→ Records
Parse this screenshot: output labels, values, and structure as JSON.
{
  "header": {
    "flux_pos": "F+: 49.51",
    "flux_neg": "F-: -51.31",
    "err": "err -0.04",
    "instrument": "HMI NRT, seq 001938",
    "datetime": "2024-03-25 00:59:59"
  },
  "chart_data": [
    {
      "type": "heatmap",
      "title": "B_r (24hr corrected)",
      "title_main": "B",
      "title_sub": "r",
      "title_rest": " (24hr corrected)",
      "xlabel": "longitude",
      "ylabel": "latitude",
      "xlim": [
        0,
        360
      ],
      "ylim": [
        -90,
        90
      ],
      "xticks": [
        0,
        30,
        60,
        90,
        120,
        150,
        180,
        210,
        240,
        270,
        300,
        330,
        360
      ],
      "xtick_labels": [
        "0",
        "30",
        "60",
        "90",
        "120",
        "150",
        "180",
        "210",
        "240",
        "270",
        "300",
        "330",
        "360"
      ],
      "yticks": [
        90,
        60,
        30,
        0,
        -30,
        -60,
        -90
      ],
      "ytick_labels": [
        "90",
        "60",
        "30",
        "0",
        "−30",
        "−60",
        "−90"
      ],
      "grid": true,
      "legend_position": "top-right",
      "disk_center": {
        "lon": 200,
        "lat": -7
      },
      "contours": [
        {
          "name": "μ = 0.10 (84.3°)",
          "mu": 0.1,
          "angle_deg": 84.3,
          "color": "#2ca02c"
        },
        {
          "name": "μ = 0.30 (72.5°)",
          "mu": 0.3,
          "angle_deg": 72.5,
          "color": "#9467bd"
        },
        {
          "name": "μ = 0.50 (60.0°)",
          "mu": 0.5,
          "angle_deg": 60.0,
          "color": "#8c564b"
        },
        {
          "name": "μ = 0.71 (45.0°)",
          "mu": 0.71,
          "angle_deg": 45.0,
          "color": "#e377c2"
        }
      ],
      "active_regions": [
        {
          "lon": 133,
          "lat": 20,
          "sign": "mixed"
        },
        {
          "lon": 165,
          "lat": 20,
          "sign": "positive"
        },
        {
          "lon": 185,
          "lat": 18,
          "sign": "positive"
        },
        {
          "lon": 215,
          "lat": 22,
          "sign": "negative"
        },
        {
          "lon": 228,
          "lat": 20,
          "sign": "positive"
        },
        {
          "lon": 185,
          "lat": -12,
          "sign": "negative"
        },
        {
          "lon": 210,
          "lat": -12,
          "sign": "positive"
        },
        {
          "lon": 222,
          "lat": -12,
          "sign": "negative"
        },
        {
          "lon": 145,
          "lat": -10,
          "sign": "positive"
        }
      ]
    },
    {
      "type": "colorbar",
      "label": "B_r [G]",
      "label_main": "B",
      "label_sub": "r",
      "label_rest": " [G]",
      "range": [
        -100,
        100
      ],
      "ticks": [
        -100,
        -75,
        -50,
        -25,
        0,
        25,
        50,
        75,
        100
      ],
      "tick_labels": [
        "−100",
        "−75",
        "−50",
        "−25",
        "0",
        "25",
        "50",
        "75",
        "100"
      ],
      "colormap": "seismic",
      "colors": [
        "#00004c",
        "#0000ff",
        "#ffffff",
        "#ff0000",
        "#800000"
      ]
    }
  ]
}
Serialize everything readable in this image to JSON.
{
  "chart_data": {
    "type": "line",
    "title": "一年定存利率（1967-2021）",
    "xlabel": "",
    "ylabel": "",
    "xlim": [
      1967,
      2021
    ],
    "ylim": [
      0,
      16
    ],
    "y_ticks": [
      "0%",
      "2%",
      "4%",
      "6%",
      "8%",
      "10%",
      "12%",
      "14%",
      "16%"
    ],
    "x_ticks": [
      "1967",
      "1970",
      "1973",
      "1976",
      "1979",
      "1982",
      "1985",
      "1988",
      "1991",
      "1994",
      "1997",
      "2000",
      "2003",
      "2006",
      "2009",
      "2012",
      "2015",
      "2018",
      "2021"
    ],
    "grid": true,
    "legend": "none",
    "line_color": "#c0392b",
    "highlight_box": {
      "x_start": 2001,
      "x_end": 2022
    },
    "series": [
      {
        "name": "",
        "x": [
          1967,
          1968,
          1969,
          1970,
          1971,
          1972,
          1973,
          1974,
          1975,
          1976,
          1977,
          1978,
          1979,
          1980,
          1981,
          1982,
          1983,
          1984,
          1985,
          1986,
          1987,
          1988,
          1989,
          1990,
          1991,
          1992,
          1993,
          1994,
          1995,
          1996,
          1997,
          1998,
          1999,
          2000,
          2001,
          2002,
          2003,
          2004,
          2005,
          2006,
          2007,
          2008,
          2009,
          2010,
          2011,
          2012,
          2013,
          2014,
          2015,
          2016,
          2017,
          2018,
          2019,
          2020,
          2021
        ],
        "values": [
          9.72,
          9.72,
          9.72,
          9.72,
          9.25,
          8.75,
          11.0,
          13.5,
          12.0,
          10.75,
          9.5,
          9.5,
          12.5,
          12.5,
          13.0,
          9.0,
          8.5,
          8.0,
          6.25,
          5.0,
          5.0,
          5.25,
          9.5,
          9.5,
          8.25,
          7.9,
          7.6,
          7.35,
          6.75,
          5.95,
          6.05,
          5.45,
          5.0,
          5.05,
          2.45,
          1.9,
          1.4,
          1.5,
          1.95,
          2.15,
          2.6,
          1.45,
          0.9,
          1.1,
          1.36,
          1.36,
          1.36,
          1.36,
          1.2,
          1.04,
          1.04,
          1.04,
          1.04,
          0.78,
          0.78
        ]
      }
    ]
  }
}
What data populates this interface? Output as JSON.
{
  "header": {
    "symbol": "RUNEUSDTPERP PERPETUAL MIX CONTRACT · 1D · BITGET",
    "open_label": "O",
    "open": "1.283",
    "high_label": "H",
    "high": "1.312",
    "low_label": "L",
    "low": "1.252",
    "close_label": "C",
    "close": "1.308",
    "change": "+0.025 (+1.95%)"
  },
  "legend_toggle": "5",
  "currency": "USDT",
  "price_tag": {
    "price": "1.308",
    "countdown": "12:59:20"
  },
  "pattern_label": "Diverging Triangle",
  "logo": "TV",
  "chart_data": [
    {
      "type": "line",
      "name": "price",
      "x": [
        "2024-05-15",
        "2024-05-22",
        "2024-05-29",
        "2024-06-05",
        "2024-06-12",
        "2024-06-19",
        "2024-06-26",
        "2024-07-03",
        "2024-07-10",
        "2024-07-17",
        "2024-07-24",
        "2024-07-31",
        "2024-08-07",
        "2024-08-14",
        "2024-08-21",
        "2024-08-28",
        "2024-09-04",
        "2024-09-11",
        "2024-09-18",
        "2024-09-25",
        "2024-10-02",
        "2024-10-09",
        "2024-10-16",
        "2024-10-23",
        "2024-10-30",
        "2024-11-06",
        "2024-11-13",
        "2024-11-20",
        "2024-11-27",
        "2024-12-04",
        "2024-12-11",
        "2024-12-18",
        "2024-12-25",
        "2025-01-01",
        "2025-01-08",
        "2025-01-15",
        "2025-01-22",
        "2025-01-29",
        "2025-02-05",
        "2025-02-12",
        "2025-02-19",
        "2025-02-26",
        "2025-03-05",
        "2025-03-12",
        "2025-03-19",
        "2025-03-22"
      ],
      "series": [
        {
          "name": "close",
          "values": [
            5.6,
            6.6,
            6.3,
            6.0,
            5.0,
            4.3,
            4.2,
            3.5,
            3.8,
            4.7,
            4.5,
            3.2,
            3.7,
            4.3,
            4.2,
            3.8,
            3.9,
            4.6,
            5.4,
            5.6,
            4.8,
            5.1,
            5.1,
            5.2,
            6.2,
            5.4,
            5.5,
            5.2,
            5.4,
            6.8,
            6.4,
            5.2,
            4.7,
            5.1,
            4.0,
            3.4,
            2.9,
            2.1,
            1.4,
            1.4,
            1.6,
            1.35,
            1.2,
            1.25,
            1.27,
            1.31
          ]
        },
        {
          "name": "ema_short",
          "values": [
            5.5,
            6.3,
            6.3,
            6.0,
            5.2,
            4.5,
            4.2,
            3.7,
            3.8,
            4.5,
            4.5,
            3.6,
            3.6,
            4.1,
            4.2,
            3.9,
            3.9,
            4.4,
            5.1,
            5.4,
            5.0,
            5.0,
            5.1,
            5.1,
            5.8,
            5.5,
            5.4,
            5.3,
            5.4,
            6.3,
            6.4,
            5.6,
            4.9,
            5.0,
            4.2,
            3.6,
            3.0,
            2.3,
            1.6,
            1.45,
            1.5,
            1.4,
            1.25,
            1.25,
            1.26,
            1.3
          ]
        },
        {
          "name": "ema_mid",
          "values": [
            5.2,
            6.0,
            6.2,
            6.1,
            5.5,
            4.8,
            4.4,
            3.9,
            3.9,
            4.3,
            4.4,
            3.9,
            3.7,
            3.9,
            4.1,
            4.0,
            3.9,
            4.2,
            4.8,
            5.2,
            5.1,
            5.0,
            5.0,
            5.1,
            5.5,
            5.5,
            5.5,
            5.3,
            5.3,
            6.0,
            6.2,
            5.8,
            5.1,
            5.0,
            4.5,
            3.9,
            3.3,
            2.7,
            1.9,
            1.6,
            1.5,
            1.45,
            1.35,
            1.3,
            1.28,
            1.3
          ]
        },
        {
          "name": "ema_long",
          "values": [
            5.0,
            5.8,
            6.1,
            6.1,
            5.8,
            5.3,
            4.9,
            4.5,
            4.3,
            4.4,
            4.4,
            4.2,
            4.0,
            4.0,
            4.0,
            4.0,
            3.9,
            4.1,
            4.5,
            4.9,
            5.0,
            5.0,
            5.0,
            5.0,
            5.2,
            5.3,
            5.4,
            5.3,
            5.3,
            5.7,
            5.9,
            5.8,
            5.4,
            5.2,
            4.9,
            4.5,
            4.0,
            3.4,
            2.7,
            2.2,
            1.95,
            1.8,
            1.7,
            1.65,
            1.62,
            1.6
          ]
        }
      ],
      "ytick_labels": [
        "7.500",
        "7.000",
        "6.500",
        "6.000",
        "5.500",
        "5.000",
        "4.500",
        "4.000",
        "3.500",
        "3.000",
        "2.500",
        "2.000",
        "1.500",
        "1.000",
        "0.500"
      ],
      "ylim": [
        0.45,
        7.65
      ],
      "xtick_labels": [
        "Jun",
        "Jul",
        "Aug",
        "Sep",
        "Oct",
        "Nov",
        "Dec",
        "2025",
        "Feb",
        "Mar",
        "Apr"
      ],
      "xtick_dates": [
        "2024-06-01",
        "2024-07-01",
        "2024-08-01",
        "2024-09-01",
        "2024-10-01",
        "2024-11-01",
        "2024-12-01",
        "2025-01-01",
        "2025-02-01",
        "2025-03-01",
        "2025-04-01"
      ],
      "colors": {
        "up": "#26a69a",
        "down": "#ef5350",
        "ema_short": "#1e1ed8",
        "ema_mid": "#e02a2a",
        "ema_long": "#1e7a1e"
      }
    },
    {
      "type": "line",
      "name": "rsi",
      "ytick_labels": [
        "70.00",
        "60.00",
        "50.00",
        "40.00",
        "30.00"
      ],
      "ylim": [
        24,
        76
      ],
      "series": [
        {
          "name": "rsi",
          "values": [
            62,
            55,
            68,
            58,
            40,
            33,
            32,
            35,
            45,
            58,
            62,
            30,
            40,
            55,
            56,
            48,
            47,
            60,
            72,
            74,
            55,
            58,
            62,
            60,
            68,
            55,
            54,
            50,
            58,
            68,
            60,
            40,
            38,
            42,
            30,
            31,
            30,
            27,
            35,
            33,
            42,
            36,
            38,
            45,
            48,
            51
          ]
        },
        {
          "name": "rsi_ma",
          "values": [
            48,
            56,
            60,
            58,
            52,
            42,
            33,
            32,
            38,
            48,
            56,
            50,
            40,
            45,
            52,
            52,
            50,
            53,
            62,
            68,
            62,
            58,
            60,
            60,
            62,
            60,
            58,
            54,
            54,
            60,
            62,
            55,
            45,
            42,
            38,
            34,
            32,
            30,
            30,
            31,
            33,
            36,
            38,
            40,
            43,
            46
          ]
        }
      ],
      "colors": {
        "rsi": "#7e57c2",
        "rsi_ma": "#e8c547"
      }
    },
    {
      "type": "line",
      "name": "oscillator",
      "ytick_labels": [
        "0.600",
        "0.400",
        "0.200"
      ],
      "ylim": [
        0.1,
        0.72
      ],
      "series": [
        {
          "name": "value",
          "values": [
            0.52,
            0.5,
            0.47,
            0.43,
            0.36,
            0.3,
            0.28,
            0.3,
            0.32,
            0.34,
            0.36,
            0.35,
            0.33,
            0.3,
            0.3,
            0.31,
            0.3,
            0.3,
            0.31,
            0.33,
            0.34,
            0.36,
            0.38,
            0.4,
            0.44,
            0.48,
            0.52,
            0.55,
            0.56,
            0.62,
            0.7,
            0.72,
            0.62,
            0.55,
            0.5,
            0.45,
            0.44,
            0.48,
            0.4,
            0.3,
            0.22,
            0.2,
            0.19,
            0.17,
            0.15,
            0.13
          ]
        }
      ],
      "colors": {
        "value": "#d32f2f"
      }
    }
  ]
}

→ Goal of the exercise
Go over the records above and tally the lines with the word "JSON" in them. Give the number alone.

→ Exercise response
3